| TASK BRIEF |
Go through the listing below and list every line with "budgets".
— start RECORDED INFORMATION —
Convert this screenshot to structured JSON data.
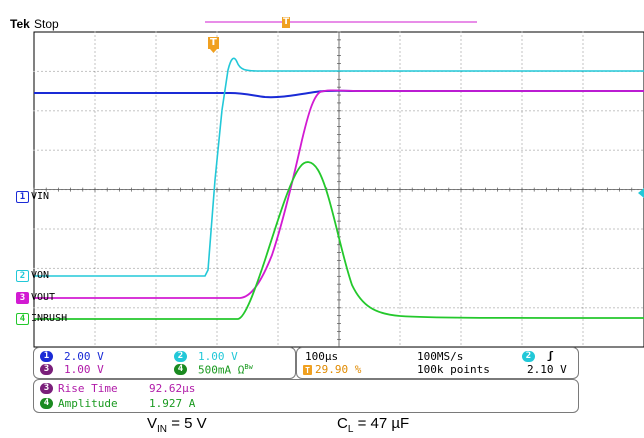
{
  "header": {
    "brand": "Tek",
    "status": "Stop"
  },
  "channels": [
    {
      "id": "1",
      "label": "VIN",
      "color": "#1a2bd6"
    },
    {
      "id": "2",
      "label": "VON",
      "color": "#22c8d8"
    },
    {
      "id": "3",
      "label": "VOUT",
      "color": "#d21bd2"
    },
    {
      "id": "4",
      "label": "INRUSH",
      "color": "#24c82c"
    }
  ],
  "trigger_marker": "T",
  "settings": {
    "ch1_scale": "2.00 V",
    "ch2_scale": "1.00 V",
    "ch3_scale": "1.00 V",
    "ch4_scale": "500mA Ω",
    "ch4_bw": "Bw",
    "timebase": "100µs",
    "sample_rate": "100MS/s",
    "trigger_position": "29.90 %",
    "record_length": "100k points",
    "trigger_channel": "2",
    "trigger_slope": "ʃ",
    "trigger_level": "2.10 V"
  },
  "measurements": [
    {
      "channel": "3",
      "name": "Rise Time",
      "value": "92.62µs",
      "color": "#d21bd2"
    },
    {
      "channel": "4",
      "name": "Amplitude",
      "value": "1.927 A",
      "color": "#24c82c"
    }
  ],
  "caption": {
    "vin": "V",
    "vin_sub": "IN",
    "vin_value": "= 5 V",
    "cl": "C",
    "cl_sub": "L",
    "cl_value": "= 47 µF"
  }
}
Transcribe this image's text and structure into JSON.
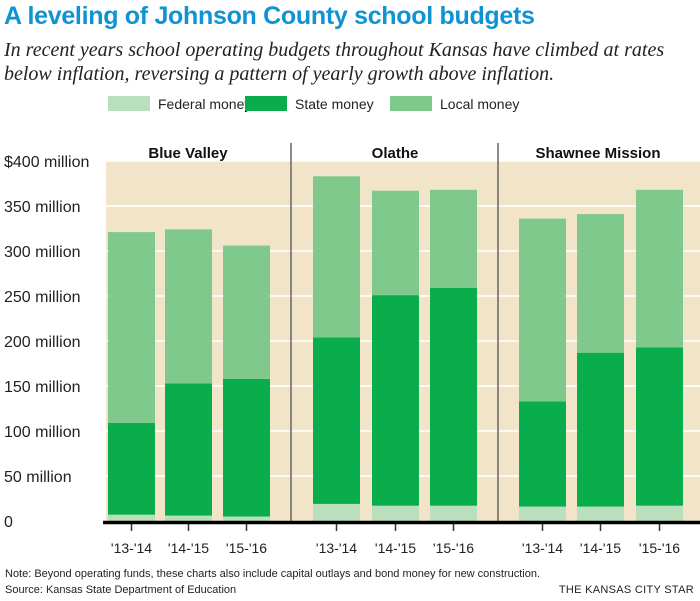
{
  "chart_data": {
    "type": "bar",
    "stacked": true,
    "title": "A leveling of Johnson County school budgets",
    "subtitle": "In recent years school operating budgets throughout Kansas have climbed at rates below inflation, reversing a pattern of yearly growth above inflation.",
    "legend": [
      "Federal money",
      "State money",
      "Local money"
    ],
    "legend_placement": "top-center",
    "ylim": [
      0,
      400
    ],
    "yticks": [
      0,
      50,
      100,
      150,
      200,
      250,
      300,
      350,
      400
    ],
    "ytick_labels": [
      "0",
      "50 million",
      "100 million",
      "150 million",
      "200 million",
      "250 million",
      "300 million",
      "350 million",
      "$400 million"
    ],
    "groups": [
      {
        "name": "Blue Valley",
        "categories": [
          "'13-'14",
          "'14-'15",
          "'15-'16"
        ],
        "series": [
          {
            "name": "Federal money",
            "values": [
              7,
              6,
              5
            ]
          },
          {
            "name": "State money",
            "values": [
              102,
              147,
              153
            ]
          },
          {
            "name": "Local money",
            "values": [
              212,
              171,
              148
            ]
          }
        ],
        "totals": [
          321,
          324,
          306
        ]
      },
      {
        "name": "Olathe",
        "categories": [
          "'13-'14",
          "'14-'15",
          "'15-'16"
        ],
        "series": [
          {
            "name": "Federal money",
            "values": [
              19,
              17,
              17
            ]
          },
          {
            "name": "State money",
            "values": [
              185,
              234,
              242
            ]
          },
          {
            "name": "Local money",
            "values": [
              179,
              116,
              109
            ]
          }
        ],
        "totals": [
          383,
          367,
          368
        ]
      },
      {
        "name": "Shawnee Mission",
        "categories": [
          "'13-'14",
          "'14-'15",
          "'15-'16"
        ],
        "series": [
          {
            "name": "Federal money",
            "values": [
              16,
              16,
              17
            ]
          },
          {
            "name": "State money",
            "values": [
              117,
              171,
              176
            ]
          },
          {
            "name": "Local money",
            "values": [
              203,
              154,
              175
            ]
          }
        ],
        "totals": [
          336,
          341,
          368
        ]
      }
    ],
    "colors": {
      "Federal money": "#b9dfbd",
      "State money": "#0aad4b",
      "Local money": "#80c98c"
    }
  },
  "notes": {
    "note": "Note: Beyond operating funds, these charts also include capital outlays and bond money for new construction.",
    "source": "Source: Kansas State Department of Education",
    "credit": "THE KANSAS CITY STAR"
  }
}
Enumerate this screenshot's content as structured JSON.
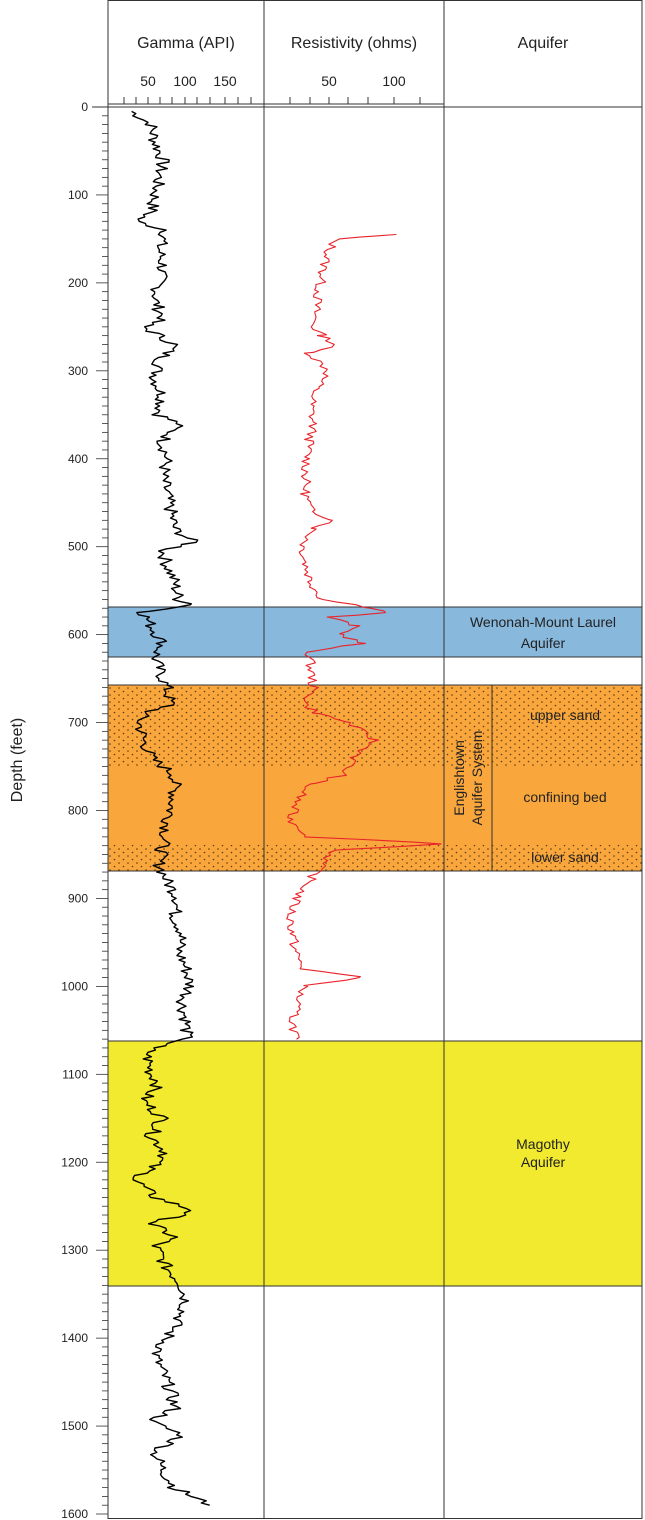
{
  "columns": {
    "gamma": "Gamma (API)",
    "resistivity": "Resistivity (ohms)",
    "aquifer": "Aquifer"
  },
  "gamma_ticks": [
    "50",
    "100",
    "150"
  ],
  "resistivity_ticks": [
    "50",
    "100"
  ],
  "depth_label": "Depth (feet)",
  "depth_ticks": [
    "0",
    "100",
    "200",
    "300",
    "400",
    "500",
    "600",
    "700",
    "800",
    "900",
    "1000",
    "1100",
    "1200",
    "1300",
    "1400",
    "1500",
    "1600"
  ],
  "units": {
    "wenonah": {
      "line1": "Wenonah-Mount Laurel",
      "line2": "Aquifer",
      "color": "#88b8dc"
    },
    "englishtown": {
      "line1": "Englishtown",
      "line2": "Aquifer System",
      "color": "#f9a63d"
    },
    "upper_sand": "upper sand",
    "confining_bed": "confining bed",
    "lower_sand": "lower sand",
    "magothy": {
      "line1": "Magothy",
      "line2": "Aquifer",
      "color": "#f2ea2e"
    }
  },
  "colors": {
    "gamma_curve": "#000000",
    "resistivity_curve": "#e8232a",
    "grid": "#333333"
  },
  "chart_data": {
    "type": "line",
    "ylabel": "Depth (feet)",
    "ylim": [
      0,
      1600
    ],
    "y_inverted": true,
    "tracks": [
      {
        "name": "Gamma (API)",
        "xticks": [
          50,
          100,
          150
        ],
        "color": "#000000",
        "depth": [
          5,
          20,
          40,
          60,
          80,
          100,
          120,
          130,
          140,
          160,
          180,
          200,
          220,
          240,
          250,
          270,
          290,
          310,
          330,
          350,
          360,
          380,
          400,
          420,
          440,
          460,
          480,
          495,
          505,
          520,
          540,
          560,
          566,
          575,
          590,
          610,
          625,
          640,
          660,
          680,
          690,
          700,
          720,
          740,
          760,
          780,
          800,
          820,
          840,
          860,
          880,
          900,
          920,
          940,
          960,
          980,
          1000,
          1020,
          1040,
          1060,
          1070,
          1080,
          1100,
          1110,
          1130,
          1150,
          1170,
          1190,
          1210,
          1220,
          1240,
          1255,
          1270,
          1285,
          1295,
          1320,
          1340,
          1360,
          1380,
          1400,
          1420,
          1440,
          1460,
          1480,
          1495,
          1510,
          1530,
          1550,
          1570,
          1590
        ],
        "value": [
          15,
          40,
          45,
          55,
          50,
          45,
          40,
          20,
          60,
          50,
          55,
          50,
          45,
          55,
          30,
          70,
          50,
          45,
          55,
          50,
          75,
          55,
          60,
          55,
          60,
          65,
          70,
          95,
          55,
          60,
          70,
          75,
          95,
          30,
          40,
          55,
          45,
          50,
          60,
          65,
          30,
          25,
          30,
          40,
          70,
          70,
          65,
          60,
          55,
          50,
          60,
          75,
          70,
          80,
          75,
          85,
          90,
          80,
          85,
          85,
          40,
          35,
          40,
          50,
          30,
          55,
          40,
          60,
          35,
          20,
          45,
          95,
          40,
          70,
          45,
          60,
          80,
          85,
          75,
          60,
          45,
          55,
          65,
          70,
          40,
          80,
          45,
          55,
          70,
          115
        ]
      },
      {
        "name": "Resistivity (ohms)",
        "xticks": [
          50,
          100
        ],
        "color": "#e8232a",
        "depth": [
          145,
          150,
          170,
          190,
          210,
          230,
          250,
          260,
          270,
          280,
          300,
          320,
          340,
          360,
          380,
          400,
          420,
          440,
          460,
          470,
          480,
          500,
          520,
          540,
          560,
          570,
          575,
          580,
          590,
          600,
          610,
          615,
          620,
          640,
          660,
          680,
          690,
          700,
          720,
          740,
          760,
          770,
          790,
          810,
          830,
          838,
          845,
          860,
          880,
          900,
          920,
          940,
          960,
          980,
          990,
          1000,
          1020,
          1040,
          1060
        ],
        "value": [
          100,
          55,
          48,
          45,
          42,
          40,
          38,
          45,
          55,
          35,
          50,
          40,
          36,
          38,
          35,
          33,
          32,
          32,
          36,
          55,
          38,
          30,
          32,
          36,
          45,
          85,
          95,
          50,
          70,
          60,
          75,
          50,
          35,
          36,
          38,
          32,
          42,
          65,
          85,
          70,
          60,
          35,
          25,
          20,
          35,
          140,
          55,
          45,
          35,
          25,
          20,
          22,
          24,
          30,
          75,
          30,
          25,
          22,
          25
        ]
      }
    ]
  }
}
— end RECORDED INFORMATION —
| WRITTEN SOLUTION |
    "title": "A leveling of Johnson County school budgets",
    "subtitle": "In recent years school operating budgets throughout Kansas have climbed at rates below inflation, reversing a pattern of yearly growth above inflation.",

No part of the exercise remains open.